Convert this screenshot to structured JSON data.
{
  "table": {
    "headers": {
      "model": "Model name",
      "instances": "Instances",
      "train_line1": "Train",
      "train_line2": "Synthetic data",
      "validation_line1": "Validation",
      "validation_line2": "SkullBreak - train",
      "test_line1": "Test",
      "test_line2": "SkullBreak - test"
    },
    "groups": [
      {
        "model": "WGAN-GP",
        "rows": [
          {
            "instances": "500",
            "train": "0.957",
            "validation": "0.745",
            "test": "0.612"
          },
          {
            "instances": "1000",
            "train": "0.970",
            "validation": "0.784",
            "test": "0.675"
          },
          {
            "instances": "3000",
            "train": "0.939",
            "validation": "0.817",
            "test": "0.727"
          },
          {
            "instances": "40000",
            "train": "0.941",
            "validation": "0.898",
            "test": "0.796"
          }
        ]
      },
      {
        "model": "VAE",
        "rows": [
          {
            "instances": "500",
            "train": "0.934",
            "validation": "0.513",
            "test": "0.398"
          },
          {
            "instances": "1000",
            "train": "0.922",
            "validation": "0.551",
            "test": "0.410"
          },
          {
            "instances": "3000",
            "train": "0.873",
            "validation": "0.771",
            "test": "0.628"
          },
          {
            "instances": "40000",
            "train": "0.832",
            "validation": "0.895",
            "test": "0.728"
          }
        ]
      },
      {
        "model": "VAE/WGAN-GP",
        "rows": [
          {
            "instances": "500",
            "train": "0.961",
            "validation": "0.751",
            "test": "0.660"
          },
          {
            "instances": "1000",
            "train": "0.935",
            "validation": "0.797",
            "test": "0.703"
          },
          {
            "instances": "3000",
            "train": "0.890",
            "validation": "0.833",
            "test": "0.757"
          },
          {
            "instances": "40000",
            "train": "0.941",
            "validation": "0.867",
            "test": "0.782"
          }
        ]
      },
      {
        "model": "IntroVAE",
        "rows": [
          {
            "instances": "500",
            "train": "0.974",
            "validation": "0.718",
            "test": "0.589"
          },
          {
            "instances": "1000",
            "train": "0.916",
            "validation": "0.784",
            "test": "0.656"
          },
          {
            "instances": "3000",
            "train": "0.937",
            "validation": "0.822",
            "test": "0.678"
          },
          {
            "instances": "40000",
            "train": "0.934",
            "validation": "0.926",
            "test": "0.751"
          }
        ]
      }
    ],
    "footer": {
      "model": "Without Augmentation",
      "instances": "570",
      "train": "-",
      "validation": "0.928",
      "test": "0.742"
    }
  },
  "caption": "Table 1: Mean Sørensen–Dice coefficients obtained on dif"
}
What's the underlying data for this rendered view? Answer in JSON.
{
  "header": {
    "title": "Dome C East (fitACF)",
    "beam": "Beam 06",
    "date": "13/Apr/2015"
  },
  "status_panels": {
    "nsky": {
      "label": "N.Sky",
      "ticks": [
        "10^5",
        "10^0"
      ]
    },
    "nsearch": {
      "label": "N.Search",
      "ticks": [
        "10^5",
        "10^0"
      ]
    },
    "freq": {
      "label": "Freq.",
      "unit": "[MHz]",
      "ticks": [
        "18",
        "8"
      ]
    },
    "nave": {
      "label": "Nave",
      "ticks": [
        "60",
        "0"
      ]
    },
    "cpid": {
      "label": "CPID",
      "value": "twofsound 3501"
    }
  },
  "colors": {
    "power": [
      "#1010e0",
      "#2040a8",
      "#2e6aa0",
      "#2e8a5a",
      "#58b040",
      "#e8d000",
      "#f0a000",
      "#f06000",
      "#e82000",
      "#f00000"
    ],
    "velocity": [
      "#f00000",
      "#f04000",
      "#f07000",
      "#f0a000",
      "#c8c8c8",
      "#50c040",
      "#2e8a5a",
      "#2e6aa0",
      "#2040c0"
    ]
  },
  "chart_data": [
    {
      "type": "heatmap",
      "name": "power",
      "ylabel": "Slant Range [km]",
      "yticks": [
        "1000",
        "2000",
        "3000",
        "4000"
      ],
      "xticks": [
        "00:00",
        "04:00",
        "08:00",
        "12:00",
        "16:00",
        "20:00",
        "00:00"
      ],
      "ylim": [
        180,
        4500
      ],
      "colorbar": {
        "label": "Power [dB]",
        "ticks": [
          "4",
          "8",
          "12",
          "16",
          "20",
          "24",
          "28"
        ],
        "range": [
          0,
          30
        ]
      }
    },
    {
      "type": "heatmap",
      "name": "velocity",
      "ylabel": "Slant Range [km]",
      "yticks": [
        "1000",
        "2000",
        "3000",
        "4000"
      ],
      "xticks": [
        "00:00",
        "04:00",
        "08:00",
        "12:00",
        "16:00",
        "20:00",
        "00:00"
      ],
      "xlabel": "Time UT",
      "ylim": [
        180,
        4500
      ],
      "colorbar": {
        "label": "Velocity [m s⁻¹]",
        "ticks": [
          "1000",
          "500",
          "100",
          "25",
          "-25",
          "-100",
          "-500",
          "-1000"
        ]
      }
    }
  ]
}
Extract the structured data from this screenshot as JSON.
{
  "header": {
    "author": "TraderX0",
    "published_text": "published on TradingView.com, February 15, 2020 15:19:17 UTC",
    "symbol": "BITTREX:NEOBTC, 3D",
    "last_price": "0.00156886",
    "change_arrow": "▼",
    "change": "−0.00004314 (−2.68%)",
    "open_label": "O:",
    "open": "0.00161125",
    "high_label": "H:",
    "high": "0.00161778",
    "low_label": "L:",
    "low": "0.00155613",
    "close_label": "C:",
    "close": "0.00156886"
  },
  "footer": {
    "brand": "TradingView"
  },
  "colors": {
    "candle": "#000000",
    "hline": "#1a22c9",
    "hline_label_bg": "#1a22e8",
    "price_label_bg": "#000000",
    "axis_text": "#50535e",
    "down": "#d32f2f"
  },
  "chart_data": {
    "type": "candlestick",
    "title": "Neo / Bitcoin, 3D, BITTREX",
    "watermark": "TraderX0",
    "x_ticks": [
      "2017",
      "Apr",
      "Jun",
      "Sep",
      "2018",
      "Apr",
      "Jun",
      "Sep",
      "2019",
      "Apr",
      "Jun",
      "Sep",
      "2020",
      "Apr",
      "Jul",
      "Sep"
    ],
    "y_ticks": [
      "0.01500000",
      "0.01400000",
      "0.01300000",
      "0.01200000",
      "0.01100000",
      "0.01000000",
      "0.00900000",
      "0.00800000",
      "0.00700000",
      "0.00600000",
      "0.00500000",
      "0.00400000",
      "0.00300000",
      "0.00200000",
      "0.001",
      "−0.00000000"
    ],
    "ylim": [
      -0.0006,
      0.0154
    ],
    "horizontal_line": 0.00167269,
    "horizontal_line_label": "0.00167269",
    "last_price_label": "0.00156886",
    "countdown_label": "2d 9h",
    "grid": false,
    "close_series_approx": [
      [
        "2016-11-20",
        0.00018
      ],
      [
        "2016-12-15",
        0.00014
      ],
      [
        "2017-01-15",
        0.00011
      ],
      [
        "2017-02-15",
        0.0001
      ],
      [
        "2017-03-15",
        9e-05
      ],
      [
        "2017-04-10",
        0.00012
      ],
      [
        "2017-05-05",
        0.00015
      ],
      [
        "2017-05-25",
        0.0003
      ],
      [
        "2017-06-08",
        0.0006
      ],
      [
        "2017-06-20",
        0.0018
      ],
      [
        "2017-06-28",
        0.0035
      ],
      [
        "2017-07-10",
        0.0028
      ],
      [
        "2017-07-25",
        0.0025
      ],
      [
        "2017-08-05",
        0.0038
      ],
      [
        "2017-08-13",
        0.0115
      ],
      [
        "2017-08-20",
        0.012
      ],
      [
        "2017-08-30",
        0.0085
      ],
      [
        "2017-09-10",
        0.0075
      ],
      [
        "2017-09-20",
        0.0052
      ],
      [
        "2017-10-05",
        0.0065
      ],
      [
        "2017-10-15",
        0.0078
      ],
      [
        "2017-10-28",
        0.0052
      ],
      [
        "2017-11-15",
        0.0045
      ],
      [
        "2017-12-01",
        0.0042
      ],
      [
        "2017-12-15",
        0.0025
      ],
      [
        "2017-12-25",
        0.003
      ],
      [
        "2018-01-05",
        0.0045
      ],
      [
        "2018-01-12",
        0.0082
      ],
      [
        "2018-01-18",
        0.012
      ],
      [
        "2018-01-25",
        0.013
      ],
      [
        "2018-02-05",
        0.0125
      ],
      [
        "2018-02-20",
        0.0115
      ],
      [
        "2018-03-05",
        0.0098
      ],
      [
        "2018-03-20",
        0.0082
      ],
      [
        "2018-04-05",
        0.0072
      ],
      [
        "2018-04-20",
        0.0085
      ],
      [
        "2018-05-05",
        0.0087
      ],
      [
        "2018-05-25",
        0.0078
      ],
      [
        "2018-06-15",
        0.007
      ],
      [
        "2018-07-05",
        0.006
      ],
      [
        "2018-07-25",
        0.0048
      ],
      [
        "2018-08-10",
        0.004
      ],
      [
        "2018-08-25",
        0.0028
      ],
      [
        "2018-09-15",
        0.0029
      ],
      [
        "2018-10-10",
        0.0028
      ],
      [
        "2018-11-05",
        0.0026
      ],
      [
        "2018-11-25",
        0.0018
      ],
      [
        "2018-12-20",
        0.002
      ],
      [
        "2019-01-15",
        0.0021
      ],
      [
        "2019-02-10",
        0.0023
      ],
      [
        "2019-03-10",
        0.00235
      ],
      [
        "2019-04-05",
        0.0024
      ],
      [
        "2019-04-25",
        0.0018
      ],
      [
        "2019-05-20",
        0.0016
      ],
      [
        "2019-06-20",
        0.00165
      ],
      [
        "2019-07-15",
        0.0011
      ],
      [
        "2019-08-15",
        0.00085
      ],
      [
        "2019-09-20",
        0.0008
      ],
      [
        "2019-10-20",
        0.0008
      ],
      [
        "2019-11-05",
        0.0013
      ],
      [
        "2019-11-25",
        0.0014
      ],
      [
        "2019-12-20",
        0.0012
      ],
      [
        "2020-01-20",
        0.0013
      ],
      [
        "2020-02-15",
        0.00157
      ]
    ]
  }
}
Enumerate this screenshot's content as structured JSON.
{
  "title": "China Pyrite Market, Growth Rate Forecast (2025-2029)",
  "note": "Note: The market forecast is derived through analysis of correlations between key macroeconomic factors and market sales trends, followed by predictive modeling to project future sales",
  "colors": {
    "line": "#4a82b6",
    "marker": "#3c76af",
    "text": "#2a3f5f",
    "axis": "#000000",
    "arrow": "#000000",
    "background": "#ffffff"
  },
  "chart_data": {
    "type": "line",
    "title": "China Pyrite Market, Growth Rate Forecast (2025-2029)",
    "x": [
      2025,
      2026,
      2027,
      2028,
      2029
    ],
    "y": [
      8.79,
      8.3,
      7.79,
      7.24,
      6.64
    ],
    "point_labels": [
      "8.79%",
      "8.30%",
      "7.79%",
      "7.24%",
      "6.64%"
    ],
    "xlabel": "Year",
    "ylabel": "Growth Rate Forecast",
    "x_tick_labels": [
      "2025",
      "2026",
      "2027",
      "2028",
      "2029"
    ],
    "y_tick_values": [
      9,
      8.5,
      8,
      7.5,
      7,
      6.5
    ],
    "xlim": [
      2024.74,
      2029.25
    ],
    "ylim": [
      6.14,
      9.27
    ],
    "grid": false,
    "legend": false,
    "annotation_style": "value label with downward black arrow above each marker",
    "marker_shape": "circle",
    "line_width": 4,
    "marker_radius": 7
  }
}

- - -

What is required ▸
Find the word "China" and list each line it appears in.

Problem solution ▸
  "title": "China Pyrite Market, Growth Rate Forecast (2025-2029)",
    "title": "China Pyrite Market, Growth Rate Forecast (2025-2029)",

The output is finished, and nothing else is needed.